Transcribe each line of the material as it is, and drop any picture.

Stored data
□ □ □
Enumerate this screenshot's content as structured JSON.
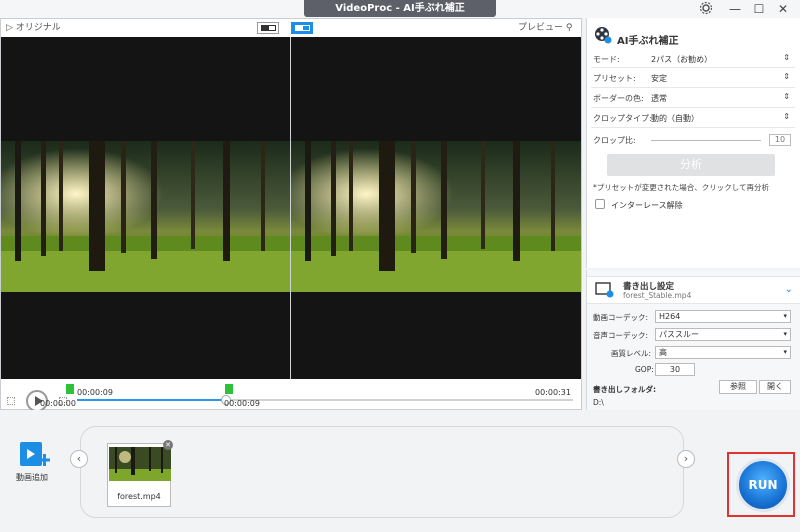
{
  "window": {
    "title": "VideoProc - AI手ぶれ補正",
    "settings_icon": "gear-icon",
    "minimize": "—",
    "maximize": "☐",
    "close": "✕"
  },
  "preview": {
    "original_label": "オリジナル",
    "preview_label": "プレビュー"
  },
  "timeline": {
    "current_time": "00:00:09",
    "total_time": "00:00:31",
    "start_marker": "00:00:00",
    "end_marker": "00:00:09",
    "progress": 0.3
  },
  "stabilize_panel": {
    "title": "AI手ぶれ補正",
    "rows": [
      {
        "label": "モード:",
        "value": "2パス（お勧め）"
      },
      {
        "label": "プリセット:",
        "value": "安定"
      },
      {
        "label": "ボーダーの色:",
        "value": "透常"
      },
      {
        "label": "クロップタイプ:",
        "value": "動的（自動）"
      }
    ],
    "crop_ratio_label": "クロップ比:",
    "crop_ratio_value": "10",
    "analyze_button": "分析",
    "note": "*プリセットが変更された場合、クリックして再分析",
    "deinterlace_label": "インターレース解除"
  },
  "export": {
    "title": "書き出し設定",
    "filename": "forest_Stable.mp4",
    "video_codec_label": "動画コーデック:",
    "video_codec_value": "H264",
    "audio_codec_label": "音声コーデック:",
    "audio_codec_value": "パススルー",
    "quality_label": "画質レベル:",
    "quality_value": "高",
    "gop_label": "GOP:",
    "gop_value": "30",
    "folder_label": "書き出しフォルダ:",
    "browse_button": "参照",
    "open_button": "開く",
    "folder_path": "D:\\"
  },
  "bottom": {
    "add_video_label": "動画追加",
    "file_name": "forest.mp4",
    "run_label": "RUN"
  }
}
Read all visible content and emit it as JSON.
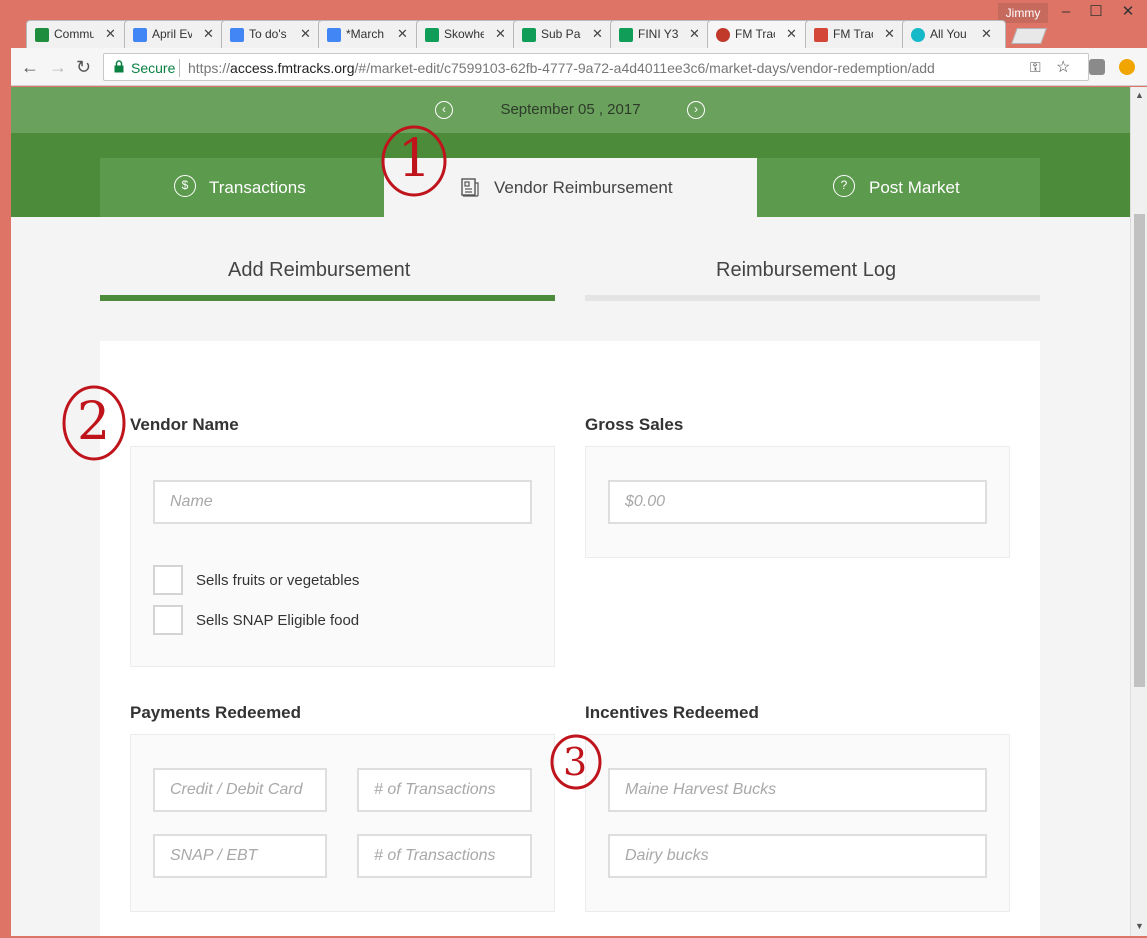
{
  "window": {
    "user": "Jimmy",
    "minimize": "–",
    "maximize": "☐",
    "close": "✕"
  },
  "browser_tabs": [
    {
      "title": "Community",
      "favicon_color": "#1e8e3e"
    },
    {
      "title": "April Events",
      "favicon_color": "#4285f4"
    },
    {
      "title": "To do's",
      "favicon_color": "#4285f4"
    },
    {
      "title": "*March",
      "favicon_color": "#4285f4"
    },
    {
      "title": "Skowhegan",
      "favicon_color": "#0f9d58"
    },
    {
      "title": "Sub Pages",
      "favicon_color": "#0f9d58"
    },
    {
      "title": "FINI Y3",
      "favicon_color": "#0f9d58"
    },
    {
      "title": "FM Tracks",
      "favicon_color": "#c0392b"
    },
    {
      "title": "FM Tracks",
      "favicon_color": "#d44638"
    },
    {
      "title": "All You",
      "favicon_color": "#16b9c8"
    }
  ],
  "tab_close": "✕",
  "toolbar": {
    "back": "←",
    "forward": "→",
    "reload": "↻",
    "secure_label": "Secure",
    "url_scheme": "https://",
    "url_host": "access.fmtracks.org",
    "url_path": "/#/market-edit/c7599103-62fb-4777-9a72-a4d4011ee3c6/market-days/vendor-redemption/add",
    "key_icon": "⚿",
    "star_icon": "☆"
  },
  "date_bar": {
    "date": "September 05 , 2017",
    "prev": "‹",
    "next": "›"
  },
  "main_tabs": [
    {
      "label": "Transactions",
      "icon": "$"
    },
    {
      "label": "Vendor Reimbursement",
      "icon": "doc"
    },
    {
      "label": "Post Market",
      "icon": "?"
    }
  ],
  "sub_tabs": {
    "add": "Add Reimbursement",
    "log": "Reimbursement Log"
  },
  "form": {
    "vendor_name_label": "Vendor Name",
    "vendor_name_placeholder": "Name",
    "checkbox_fruits": "Sells fruits or vegetables",
    "checkbox_snap": "Sells SNAP Eligible food",
    "gross_sales_label": "Gross Sales",
    "gross_sales_placeholder": "$0.00",
    "payments_label": "Payments Redeemed",
    "credit_placeholder": "Credit / Debit Card",
    "credit_tx_placeholder": "# of Transactions",
    "snap_placeholder": "SNAP / EBT",
    "snap_tx_placeholder": "# of Transactions",
    "incentives_label": "Incentives Redeemed",
    "maine_placeholder": "Maine Harvest Bucks",
    "dairy_placeholder": "Dairy bucks"
  },
  "annotations": {
    "one": "1",
    "two": "2",
    "three": "3"
  },
  "colors": {
    "green_dark": "#4b8b39",
    "green_tab": "#5c9a4d",
    "green_date": "#6aa15d",
    "annotation_red": "#c0141c"
  }
}
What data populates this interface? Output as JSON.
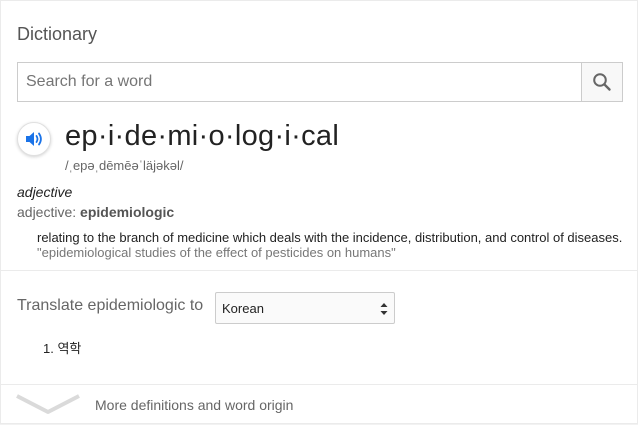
{
  "panel": {
    "title": "Dictionary"
  },
  "search": {
    "placeholder": "Search for a word",
    "value": ""
  },
  "entry": {
    "word": "ep·i·de·mi·o·log·i·cal",
    "phonetic": "/ˌepəˌdēmēəˈläjəkəl/",
    "part_of_speech": "adjective",
    "alt_form_prefix": "adjective: ",
    "alt_form_word": "epidemiologic",
    "definition": "relating to the branch of medicine which deals with the incidence, distribution, and control of diseases.",
    "example": "\"epidemiological studies of the effect of pesticides on humans\""
  },
  "translate": {
    "label": "Translate epidemiologic to",
    "language": "Korean",
    "results": [
      {
        "number": "1.",
        "text": "역학"
      }
    ]
  },
  "footer": {
    "more_label": "More definitions and word origin"
  },
  "icons": {
    "search": "search-icon",
    "audio": "speaker-icon",
    "expand": "chevron-down-icon",
    "select": "select-arrows-icon"
  },
  "colors": {
    "accent": "#1a73e8",
    "text": "#222222",
    "muted": "#666666"
  }
}
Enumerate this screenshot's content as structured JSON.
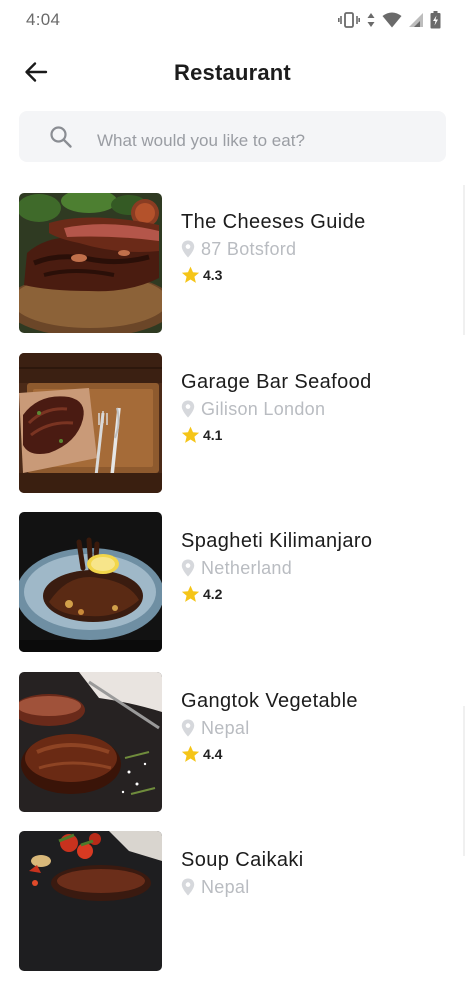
{
  "status_bar": {
    "time": "4:04",
    "icons": [
      "vibrate-icon",
      "data-arrows-icon",
      "wifi-icon",
      "signal-icon",
      "battery-charging-icon"
    ]
  },
  "header": {
    "title": "Restaurant",
    "back_icon": "arrow-left-icon"
  },
  "search": {
    "placeholder": "What would you like to eat?",
    "value": "",
    "icon": "search-icon"
  },
  "restaurants": [
    {
      "name": "The Cheeses Guide",
      "location": "87 Botsford",
      "rating": "4.3",
      "image": "grilled-ribs-photo"
    },
    {
      "name": "Garage Bar Seafood",
      "location": "Gilison London",
      "rating": "4.1",
      "image": "steak-on-board-photo"
    },
    {
      "name": "Spagheti Kilimanjaro",
      "location": "Netherland",
      "rating": "4.2",
      "image": "plated-steak-lemon-photo"
    },
    {
      "name": "Gangtok Vegetable",
      "location": "Nepal",
      "rating": "4.4",
      "image": "seared-meat-photo"
    },
    {
      "name": "Soup Caikaki",
      "location": "Nepal",
      "rating": "",
      "image": "meat-tomatoes-photo"
    }
  ],
  "colors": {
    "star": "#f5c518",
    "muted_text": "#b9bcc1",
    "search_bg": "#f4f5f7"
  }
}
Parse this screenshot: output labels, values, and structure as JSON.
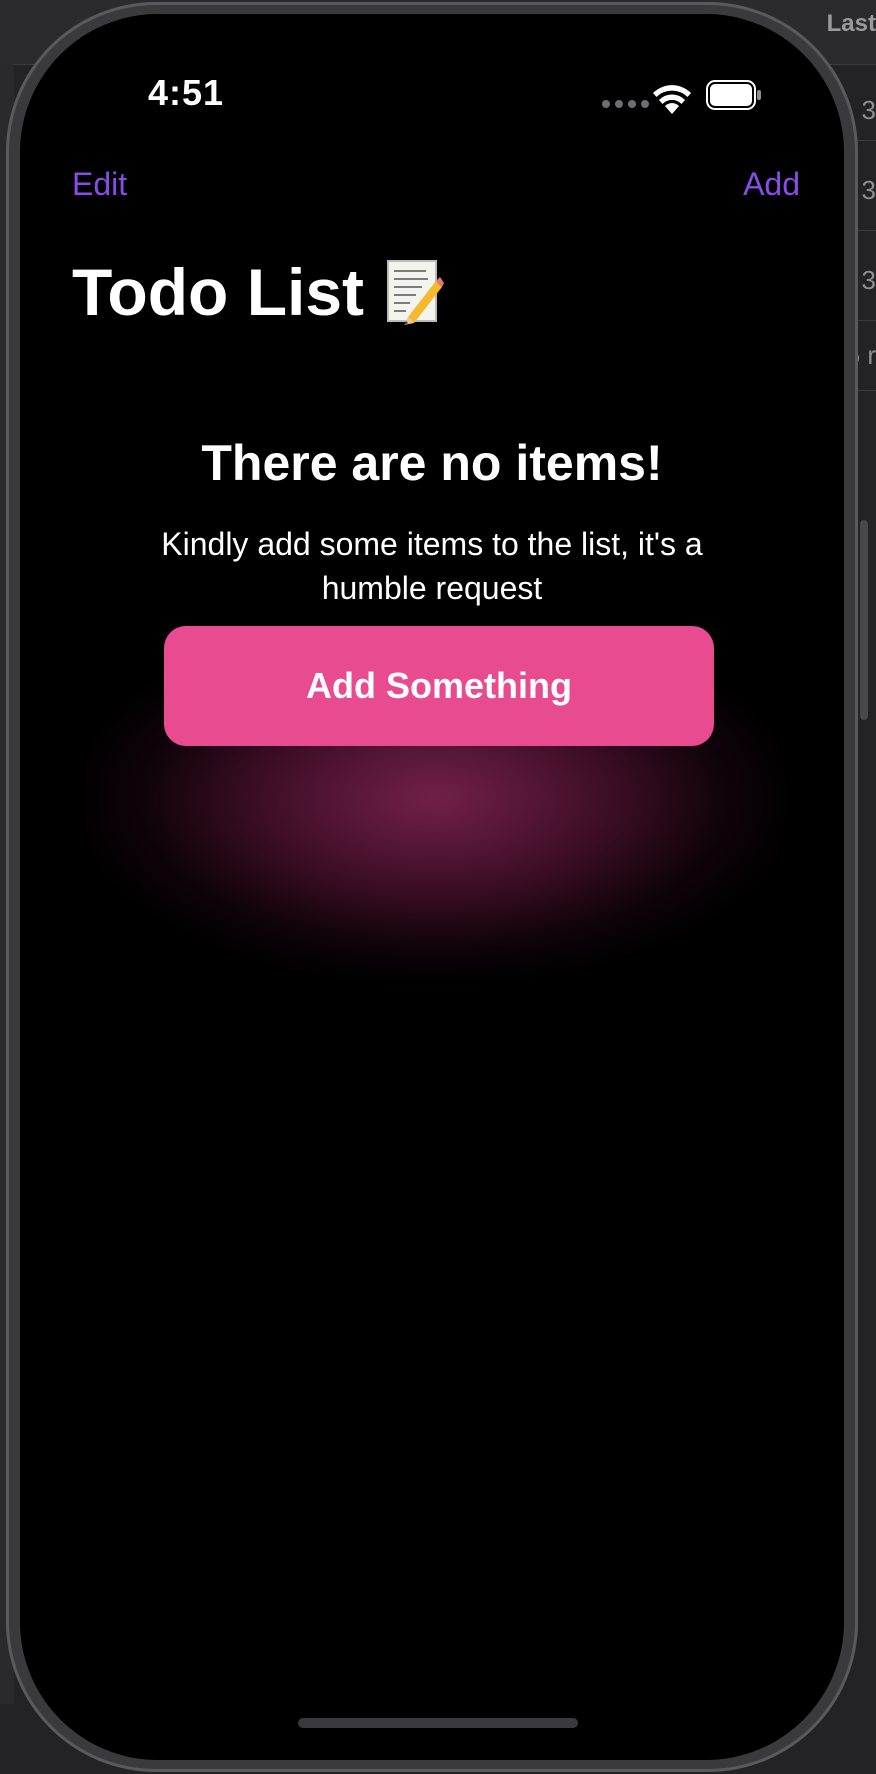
□ □ □
- [Answer to the problem]:
Enumerate this screenshot's content as structured JSON.
{
  "window": {
    "title": "VideoProc - AI手ぶれ補正",
    "settings_icon": "gear-icon",
    "minimize": "—",
    "maximize": "☐",
    "close": "✕"
  },
  "preview": {
    "original_label": "オリジナル",
    "preview_label": "プレビュー"
  },
  "timeline": {
    "current_time": "00:00:09",
    "total_time": "00:00:31",
    "start_marker": "00:00:00",
    "end_marker": "00:00:09",
    "progress": 0.3
  },
  "stabilize_panel": {
    "title": "AI手ぶれ補正",
    "rows": [
      {
        "label": "モード:",
        "value": "2パス（お勧め）"
      },
      {
        "label": "プリセット:",
        "value": "安定"
      },
      {
        "label": "ボーダーの色:",
        "value": "透常"
      },
      {
        "label": "クロップタイプ:",
        "value": "動的（自動）"
      }
    ],
    "crop_ratio_label": "クロップ比:",
    "crop_ratio_value": "10",
    "analyze_button": "分析",
    "note": "*プリセットが変更された場合、クリックして再分析",
    "deinterlace_label": "インターレース解除"
  },
  "export": {
    "title": "書き出し設定",
    "filename": "forest_Stable.mp4",
    "video_codec_label": "動画コーデック:",
    "video_codec_value": "H264",
    "audio_codec_label": "音声コーデック:",
    "audio_codec_value": "パススルー",
    "quality_label": "画質レベル:",
    "quality_value": "高",
    "gop_label": "GOP:",
    "gop_value": "30",
    "folder_label": "書き出しフォルダ:",
    "browse_button": "参照",
    "open_button": "開く",
    "folder_path": "D:\\"
  },
  "bottom": {
    "add_video_label": "動画追加",
    "file_name": "forest.mp4",
    "run_label": "RUN"
  }
}
Read all visible content and emit it as JSON.
{
  "window": {
    "user": "Jimmy",
    "minimize": "–",
    "maximize": "☐",
    "close": "✕"
  },
  "browser_tabs": [
    {
      "title": "Community",
      "favicon_color": "#1e8e3e"
    },
    {
      "title": "April Events",
      "favicon_color": "#4285f4"
    },
    {
      "title": "To do's",
      "favicon_color": "#4285f4"
    },
    {
      "title": "*March",
      "favicon_color": "#4285f4"
    },
    {
      "title": "Skowhegan",
      "favicon_color": "#0f9d58"
    },
    {
      "title": "Sub Pages",
      "favicon_color": "#0f9d58"
    },
    {
      "title": "FINI Y3",
      "favicon_color": "#0f9d58"
    },
    {
      "title": "FM Tracks",
      "favicon_color": "#c0392b"
    },
    {
      "title": "FM Tracks",
      "favicon_color": "#d44638"
    },
    {
      "title": "All You",
      "favicon_color": "#16b9c8"
    }
  ],
  "tab_close": "✕",
  "toolbar": {
    "back": "←",
    "forward": "→",
    "reload": "↻",
    "secure_label": "Secure",
    "url_scheme": "https://",
    "url_host": "access.fmtracks.org",
    "url_path": "/#/market-edit/c7599103-62fb-4777-9a72-a4d4011ee3c6/market-days/vendor-redemption/add",
    "key_icon": "⚿",
    "star_icon": "☆"
  },
  "date_bar": {
    "date": "September 05 , 2017",
    "prev": "‹",
    "next": "›"
  },
  "main_tabs": [
    {
      "label": "Transactions",
      "icon": "$"
    },
    {
      "label": "Vendor Reimbursement",
      "icon": "doc"
    },
    {
      "label": "Post Market",
      "icon": "?"
    }
  ],
  "sub_tabs": {
    "add": "Add Reimbursement",
    "log": "Reimbursement Log"
  },
  "form": {
    "vendor_name_label": "Vendor Name",
    "vendor_name_placeholder": "Name",
    "checkbox_fruits": "Sells fruits or vegetables",
    "checkbox_snap": "Sells SNAP Eligible food",
    "gross_sales_label": "Gross Sales",
    "gross_sales_placeholder": "$0.00",
    "payments_label": "Payments Redeemed",
    "credit_placeholder": "Credit / Debit Card",
    "credit_tx_placeholder": "# of Transactions",
    "snap_placeholder": "SNAP / EBT",
    "snap_tx_placeholder": "# of Transactions",
    "incentives_label": "Incentives Redeemed",
    "maine_placeholder": "Maine Harvest Bucks",
    "dairy_placeholder": "Dairy bucks"
  },
  "annotations": {
    "one": "1",
    "two": "2",
    "three": "3"
  },
  "colors": {
    "green_dark": "#4b8b39",
    "green_tab": "#5c9a4d",
    "green_date": "#6aa15d",
    "annotation_red": "#c0141c"
  }
}
What data populates this interface? Output as JSON.
{
  "panel": {
    "title": "Dictionary"
  },
  "search": {
    "placeholder": "Search for a word",
    "value": ""
  },
  "entry": {
    "word": "ep·i·de·mi·o·log·i·cal",
    "phonetic": "/ˌepəˌdēmēəˈläjəkəl/",
    "part_of_speech": "adjective",
    "alt_form_prefix": "adjective: ",
    "alt_form_word": "epidemiologic",
    "definition": "relating to the branch of medicine which deals with the incidence, distribution, and control of diseases.",
    "example": "\"epidemiological studies of the effect of pesticides on humans\""
  },
  "translate": {
    "label": "Translate epidemiologic to",
    "language": "Korean",
    "results": [
      {
        "number": "1.",
        "text": "역학"
      }
    ]
  },
  "footer": {
    "more_label": "More definitions and word origin"
  },
  "icons": {
    "search": "search-icon",
    "audio": "speaker-icon",
    "expand": "chevron-down-icon",
    "select": "select-arrows-icon"
  },
  "colors": {
    "accent": "#1a73e8",
    "text": "#222222",
    "muted": "#666666"
  }
}
Enumerate this screenshot's content as structured JSON.
{
  "status_bar": {
    "time": "4:04",
    "icons": [
      "vibrate-icon",
      "data-arrows-icon",
      "wifi-icon",
      "signal-icon",
      "battery-charging-icon"
    ]
  },
  "header": {
    "title": "Restaurant",
    "back_icon": "arrow-left-icon"
  },
  "search": {
    "placeholder": "What would you like to eat?",
    "value": "",
    "icon": "search-icon"
  },
  "restaurants": [
    {
      "name": "The Cheeses Guide",
      "location": "87 Botsford",
      "rating": "4.3",
      "image": "grilled-ribs-photo"
    },
    {
      "name": "Garage Bar Seafood",
      "location": "Gilison London",
      "rating": "4.1",
      "image": "steak-on-board-photo"
    },
    {
      "name": "Spagheti Kilimanjaro",
      "location": "Netherland",
      "rating": "4.2",
      "image": "plated-steak-lemon-photo"
    },
    {
      "name": "Gangtok Vegetable",
      "location": "Nepal",
      "rating": "4.4",
      "image": "seared-meat-photo"
    },
    {
      "name": "Soup Caikaki",
      "location": "Nepal",
      "rating": "",
      "image": "meat-tomatoes-photo"
    }
  ],
  "colors": {
    "star": "#f5c518",
    "muted_text": "#b9bcc1",
    "search_bg": "#f4f5f7"
  }
}
Parse this screenshot: output labels, values, and structure as JSON.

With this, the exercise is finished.